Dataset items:
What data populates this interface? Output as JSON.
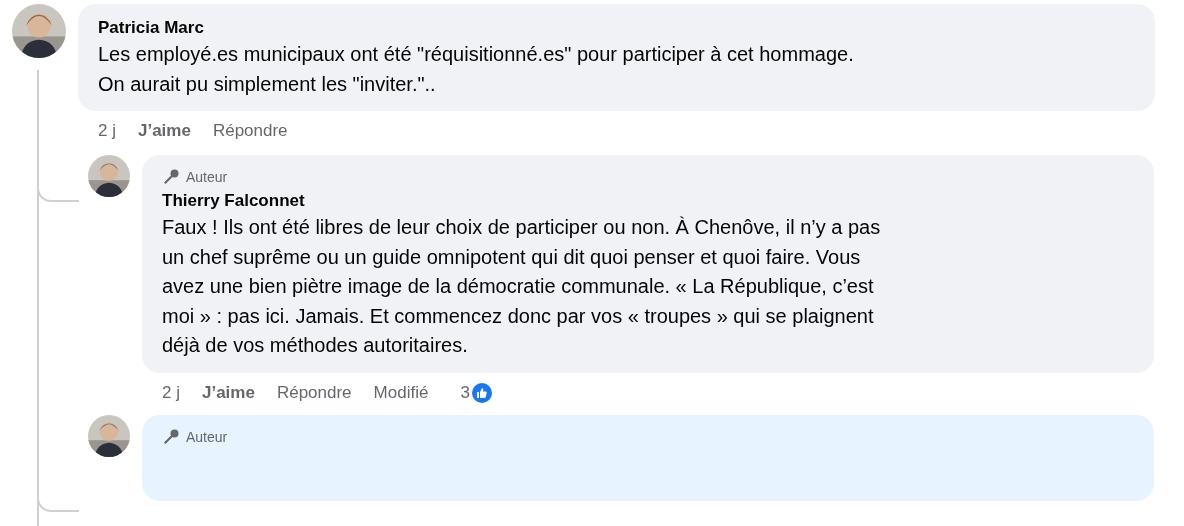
{
  "comment": {
    "author": "Patricia Marc",
    "lines": [
      "Les employé.es municipaux ont été \"réquisitionné.es\" pour participer à cet hommage.",
      "On aurait pu simplement les \"inviter.\".."
    ],
    "actions": [
      "2 j",
      "J’aime",
      "Répondre"
    ]
  },
  "replies": [
    {
      "badge": "Auteur",
      "color": "#f0f2f5",
      "author": "Thierry Falconnet",
      "lines": [
        "Faux ! Ils ont été libres de leur choix de participer ou non. À Chenôve, il n’y a pas",
        "un chef suprême ou un guide omnipotent qui dit quoi penser et quoi faire. Vous",
        "avez une bien piètre image de la démocratie communale. « La République, c’est",
        "moi » : pas ici. Jamais. Et commencez donc par vos « troupes » qui se plaignent",
        "déjà de vos méthodes autoritaires."
      ],
      "actions": [
        "2 j",
        "J’aime",
        "Répondre",
        "Modifié"
      ],
      "reaction_count": "3"
    },
    {
      "badge": "Auteur",
      "color": "#e7f3ff"
    }
  ]
}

• GIVEN TASK: Your copy of the data should match it exactly, except that pictures are left out.

• OUTPUT FOR THIS TASK:
What data populates this interface? Output as JSON.
{
  "comment": {
    "author": "Patricia Marc",
    "lines": [
      "Les employé.es municipaux ont été \"réquisitionné.es\" pour participer à cet hommage.",
      "On aurait pu simplement les \"inviter.\".."
    ],
    "actions": [
      "2 j",
      "J’aime",
      "Répondre"
    ]
  },
  "replies": [
    {
      "badge": "Auteur",
      "color": "#f0f2f5",
      "author": "Thierry Falconnet",
      "lines": [
        "Faux ! Ils ont été libres de leur choix de participer ou non. À Chenôve, il n’y a pas",
        "un chef suprême ou un guide omnipotent qui dit quoi penser et quoi faire. Vous",
        "avez une bien piètre image de la démocratie communale. « La République, c’est",
        "moi » : pas ici. Jamais. Et commencez donc par vos « troupes » qui se plaignent",
        "déjà de vos méthodes autoritaires."
      ],
      "actions": [
        "2 j",
        "J’aime",
        "Répondre",
        "Modifié"
      ],
      "reaction_count": "3"
    },
    {
      "badge": "Auteur",
      "color": "#e7f3ff"
    }
  ]
}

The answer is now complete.